The records:
# # # # # # #

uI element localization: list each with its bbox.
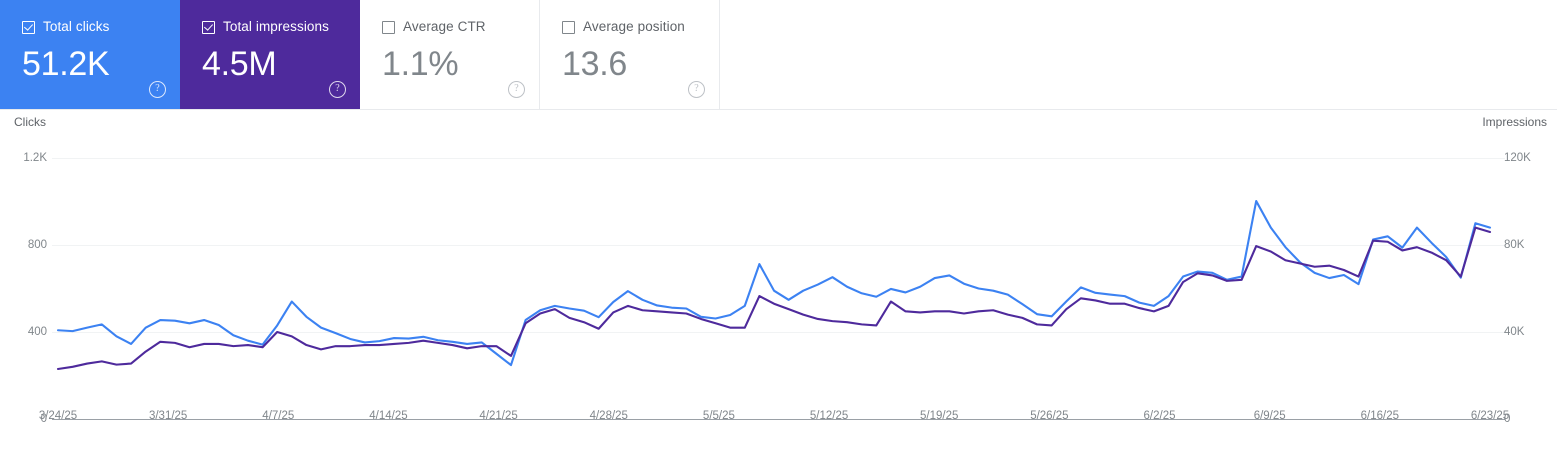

# # # # # # #

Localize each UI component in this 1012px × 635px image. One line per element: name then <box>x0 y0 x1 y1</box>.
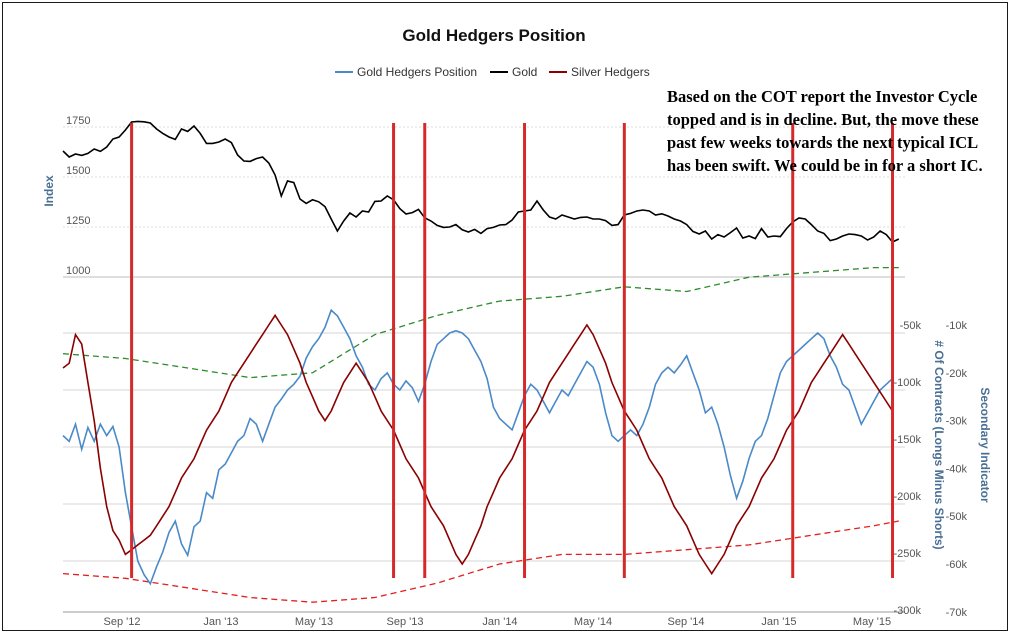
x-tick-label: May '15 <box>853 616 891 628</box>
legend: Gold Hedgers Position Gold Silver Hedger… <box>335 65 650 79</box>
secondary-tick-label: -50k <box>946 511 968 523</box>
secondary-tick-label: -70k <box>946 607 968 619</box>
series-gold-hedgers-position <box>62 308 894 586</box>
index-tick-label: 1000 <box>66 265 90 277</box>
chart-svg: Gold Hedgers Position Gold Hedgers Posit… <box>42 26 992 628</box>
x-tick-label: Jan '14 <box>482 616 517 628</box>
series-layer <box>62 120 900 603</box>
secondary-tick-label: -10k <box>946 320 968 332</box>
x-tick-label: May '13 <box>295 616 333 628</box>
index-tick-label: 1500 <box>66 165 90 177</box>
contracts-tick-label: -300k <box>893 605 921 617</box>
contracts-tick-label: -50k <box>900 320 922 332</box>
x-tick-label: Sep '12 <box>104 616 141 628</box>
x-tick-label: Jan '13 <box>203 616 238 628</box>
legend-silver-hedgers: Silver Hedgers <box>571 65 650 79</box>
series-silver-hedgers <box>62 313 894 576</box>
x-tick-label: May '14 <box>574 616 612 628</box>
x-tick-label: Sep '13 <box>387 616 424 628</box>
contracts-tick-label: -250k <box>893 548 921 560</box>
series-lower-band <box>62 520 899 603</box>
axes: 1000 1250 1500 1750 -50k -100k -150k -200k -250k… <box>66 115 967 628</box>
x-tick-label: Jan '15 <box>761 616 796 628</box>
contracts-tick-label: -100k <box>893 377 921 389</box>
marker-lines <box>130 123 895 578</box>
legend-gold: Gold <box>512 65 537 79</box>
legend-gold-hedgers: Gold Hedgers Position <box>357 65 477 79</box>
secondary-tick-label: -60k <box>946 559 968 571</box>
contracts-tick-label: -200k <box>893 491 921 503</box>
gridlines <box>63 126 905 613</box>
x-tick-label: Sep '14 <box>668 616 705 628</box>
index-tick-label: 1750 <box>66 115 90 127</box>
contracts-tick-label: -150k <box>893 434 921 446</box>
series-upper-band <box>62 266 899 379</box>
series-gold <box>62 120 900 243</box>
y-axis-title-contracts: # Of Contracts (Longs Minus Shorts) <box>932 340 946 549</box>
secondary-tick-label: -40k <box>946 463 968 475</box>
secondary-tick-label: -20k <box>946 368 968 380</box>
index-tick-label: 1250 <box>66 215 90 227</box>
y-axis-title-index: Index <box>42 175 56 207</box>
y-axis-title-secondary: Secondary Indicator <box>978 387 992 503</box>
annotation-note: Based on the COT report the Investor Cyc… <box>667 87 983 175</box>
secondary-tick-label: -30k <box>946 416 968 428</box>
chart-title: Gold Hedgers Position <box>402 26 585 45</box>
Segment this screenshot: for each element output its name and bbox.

# # # # # # #

Stated exercise:
Copy out the data unchanged, starting at the line that contains "Localize each UI" and ending after the line that contains "series-layer <box>62 120 900 603</box>". Leave the picture out.

Answer to the task:
Localize each UI component in this 1012px × 635px image. One line per element: name then <box>x0 y0 x1 y1</box>.
x-tick-label: May '15 <box>853 616 891 628</box>
legend: Gold Hedgers Position Gold Silver Hedger… <box>335 65 650 79</box>
secondary-tick-label: -50k <box>946 511 968 523</box>
secondary-tick-label: -70k <box>946 607 968 619</box>
series-gold-hedgers-position <box>62 308 894 586</box>
index-tick-label: 1000 <box>66 265 90 277</box>
chart-svg: Gold Hedgers Position Gold Hedgers Posit… <box>42 26 992 628</box>
x-tick-label: Jan '14 <box>482 616 517 628</box>
series-layer <box>62 120 900 603</box>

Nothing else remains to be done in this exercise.